Look through the listing below and report how many lines contain "แนบมาพร", as a bare number.
*** Given data
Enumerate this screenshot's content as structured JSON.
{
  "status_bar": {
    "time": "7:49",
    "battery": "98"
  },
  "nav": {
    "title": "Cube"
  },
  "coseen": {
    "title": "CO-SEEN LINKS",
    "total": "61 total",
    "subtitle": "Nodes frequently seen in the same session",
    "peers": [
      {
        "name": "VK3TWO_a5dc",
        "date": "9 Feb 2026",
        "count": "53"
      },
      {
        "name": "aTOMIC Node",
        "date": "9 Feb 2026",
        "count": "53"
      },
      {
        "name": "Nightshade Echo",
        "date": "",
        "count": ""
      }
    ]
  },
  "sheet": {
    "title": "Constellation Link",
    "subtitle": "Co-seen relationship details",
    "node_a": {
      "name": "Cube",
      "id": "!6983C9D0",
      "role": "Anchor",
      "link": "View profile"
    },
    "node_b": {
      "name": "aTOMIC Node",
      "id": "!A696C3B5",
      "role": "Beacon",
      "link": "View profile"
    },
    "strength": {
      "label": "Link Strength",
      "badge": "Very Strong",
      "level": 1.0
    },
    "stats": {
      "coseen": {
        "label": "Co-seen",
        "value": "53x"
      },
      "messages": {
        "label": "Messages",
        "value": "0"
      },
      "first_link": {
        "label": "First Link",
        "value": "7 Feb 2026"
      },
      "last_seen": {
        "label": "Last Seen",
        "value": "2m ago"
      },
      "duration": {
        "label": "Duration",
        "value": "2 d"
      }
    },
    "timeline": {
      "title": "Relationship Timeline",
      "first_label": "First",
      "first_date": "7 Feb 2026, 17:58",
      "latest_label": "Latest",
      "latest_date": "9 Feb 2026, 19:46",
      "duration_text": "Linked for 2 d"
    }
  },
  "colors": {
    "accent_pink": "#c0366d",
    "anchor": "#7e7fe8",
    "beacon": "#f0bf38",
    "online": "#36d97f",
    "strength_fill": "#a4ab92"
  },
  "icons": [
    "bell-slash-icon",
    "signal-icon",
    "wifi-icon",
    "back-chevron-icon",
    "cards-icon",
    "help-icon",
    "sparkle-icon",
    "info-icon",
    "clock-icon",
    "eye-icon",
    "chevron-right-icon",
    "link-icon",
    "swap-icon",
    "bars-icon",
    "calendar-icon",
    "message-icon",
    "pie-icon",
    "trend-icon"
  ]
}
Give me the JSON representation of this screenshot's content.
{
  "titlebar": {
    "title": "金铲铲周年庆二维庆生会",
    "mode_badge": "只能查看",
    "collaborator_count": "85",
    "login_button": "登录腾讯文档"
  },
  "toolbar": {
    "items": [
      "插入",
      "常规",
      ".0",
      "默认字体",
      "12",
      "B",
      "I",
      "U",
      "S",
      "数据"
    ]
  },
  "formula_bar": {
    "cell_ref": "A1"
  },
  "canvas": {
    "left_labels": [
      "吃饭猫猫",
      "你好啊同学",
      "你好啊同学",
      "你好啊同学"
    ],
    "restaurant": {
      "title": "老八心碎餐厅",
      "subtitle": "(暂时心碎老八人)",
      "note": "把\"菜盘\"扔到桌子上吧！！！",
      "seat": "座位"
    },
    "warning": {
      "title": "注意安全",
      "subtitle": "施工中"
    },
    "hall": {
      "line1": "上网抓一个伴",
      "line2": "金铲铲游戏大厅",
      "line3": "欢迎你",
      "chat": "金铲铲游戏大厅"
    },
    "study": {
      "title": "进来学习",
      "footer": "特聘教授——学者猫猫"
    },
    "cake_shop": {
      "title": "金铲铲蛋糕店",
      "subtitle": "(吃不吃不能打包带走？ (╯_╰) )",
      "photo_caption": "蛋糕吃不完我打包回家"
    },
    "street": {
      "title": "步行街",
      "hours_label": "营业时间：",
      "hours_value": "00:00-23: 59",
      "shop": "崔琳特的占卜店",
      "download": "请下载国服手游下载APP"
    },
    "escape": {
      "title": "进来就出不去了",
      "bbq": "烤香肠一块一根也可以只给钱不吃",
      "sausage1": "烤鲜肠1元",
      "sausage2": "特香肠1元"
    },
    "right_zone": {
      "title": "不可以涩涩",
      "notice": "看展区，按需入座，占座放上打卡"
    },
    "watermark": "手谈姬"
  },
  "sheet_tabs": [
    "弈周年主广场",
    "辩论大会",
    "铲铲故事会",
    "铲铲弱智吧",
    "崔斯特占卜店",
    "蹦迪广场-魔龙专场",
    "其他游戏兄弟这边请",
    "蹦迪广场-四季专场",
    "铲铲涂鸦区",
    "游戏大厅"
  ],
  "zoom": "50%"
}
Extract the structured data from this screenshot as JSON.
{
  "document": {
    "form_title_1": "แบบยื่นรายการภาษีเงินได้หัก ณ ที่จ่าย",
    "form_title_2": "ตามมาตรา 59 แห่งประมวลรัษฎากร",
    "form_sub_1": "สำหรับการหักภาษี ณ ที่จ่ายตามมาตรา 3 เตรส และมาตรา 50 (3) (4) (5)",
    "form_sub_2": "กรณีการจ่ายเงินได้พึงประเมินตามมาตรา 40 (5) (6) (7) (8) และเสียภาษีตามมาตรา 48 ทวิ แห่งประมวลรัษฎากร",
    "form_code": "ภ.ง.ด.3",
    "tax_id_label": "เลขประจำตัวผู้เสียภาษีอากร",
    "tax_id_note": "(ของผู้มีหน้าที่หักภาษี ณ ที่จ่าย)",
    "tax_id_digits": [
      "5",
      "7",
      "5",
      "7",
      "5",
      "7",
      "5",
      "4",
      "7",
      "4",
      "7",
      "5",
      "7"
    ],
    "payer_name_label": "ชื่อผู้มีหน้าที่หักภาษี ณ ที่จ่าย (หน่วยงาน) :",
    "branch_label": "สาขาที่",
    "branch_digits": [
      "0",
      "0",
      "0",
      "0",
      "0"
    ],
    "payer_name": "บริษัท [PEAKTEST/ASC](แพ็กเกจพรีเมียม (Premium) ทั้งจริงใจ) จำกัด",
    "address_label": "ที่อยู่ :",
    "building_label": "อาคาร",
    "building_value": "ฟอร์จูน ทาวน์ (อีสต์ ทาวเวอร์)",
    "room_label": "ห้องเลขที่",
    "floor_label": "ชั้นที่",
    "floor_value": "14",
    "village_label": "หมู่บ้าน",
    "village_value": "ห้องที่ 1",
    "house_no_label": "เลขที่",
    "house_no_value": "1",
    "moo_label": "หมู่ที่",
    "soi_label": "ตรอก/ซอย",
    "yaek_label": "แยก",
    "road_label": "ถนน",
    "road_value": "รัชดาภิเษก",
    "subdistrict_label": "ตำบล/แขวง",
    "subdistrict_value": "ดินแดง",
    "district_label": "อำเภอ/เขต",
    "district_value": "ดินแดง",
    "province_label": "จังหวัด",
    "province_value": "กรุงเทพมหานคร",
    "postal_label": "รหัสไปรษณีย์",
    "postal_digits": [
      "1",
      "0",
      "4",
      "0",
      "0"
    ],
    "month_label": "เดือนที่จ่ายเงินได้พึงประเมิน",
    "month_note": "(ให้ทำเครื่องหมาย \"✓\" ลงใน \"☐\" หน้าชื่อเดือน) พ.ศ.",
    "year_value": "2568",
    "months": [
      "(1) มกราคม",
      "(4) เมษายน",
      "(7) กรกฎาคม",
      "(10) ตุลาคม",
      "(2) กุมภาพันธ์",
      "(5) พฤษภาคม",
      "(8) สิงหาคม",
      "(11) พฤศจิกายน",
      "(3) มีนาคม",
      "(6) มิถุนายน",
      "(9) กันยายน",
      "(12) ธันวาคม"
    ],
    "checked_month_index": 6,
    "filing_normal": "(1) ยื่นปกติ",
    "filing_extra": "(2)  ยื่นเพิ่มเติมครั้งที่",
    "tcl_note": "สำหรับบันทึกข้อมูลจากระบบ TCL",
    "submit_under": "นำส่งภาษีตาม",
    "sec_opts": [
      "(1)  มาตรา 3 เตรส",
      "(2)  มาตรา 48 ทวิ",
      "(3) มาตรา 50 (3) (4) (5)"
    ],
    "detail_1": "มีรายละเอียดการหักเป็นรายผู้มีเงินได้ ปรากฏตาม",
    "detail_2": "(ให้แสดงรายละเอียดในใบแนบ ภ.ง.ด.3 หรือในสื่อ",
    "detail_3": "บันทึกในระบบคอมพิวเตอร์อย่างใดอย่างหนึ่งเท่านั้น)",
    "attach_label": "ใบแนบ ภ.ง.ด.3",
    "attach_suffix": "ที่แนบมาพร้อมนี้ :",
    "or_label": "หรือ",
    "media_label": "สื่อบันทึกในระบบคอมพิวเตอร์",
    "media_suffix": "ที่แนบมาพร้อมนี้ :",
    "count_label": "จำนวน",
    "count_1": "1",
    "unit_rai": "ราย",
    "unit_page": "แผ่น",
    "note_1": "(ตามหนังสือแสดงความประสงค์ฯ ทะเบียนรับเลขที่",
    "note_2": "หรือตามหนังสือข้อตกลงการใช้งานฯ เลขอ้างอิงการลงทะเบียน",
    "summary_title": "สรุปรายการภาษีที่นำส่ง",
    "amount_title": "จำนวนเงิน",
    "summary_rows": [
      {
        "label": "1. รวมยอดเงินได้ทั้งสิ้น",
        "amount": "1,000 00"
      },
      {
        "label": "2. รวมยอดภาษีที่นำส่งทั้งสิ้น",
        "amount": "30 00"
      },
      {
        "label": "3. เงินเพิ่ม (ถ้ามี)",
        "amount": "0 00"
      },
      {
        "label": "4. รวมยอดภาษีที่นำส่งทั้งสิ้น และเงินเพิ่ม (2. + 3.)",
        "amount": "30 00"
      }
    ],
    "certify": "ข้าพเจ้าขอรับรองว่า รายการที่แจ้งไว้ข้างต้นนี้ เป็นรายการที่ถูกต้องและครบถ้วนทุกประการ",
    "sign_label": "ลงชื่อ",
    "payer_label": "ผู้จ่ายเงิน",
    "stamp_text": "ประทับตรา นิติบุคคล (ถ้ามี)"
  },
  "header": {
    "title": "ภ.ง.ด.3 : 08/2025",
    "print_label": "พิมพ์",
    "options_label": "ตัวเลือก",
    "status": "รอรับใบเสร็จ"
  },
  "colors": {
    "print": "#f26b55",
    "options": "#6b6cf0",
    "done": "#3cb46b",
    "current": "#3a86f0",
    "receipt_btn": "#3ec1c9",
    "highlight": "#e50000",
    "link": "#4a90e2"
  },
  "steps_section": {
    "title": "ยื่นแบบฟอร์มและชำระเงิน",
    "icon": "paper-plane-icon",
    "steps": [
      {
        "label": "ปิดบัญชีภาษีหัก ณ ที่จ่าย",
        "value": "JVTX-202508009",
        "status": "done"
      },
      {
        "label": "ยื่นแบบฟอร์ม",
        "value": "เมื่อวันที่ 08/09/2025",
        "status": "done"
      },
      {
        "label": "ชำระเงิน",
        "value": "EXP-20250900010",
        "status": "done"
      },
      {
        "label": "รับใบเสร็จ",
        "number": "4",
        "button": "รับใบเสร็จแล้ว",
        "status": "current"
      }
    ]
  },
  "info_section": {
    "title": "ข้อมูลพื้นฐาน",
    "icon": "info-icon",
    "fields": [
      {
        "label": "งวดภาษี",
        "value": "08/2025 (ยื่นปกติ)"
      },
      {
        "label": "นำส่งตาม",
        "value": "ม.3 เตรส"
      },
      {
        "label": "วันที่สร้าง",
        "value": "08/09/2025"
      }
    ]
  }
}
******
**Answer to this task:** 2